Copy all lines of the listing that include the string "defined".

───── DATA RECORDS

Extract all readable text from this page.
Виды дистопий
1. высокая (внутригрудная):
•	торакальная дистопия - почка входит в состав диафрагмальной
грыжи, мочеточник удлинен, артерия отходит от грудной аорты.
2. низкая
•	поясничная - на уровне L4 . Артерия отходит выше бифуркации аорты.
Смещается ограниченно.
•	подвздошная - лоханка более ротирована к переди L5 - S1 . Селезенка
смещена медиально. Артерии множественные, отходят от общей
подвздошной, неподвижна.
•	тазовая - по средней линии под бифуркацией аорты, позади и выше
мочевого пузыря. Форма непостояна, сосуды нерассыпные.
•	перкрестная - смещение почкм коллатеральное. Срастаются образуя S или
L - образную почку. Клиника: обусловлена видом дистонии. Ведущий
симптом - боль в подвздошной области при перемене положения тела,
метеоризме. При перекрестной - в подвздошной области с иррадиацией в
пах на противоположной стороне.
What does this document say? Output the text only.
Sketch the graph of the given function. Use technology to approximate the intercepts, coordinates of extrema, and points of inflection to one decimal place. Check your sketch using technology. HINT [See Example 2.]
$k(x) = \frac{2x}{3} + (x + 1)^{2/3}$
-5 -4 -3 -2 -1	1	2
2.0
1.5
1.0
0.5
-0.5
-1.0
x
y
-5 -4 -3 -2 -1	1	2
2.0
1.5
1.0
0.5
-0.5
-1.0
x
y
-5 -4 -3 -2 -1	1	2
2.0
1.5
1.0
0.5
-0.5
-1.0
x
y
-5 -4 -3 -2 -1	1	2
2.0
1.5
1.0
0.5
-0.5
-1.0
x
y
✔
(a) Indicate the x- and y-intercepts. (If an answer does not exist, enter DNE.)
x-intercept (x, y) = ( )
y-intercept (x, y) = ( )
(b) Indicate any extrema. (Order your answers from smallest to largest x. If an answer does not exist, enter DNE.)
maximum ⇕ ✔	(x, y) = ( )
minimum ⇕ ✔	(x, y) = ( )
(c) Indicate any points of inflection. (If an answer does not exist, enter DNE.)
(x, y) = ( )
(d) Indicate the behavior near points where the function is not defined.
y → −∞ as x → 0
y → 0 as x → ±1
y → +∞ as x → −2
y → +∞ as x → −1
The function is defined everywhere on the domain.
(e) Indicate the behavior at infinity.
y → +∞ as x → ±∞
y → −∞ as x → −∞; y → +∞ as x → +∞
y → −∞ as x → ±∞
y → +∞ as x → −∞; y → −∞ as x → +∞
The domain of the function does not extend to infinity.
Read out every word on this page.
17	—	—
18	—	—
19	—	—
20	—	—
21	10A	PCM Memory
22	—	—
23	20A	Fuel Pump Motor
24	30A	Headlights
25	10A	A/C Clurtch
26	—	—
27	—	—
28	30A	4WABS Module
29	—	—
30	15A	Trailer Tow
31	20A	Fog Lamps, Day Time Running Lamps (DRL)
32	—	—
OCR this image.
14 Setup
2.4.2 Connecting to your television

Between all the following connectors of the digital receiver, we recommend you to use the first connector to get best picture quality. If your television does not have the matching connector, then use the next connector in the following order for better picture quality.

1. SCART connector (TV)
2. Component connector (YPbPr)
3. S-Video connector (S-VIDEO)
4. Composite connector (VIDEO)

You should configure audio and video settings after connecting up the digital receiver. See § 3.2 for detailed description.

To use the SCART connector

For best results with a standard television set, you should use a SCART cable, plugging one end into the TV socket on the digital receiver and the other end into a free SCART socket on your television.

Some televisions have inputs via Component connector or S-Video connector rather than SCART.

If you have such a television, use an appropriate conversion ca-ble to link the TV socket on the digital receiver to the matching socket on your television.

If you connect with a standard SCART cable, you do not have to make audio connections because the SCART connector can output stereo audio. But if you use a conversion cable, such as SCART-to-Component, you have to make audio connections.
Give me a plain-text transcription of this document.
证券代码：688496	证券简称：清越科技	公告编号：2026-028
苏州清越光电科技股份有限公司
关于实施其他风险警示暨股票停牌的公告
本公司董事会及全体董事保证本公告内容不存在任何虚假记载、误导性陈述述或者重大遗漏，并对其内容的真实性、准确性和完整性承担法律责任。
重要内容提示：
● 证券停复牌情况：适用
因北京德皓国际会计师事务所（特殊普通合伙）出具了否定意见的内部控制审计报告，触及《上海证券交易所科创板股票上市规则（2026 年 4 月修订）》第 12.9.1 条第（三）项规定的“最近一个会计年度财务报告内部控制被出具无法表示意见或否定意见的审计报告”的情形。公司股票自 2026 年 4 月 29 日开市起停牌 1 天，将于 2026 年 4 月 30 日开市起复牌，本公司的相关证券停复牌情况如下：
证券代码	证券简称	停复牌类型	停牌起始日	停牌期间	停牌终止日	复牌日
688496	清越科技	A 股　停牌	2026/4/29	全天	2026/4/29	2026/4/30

──────────

=== EXERCISE SOLUTION ===
(d) Indicate the behavior near points where the function is not defined.
The function is defined everywhere on the domain.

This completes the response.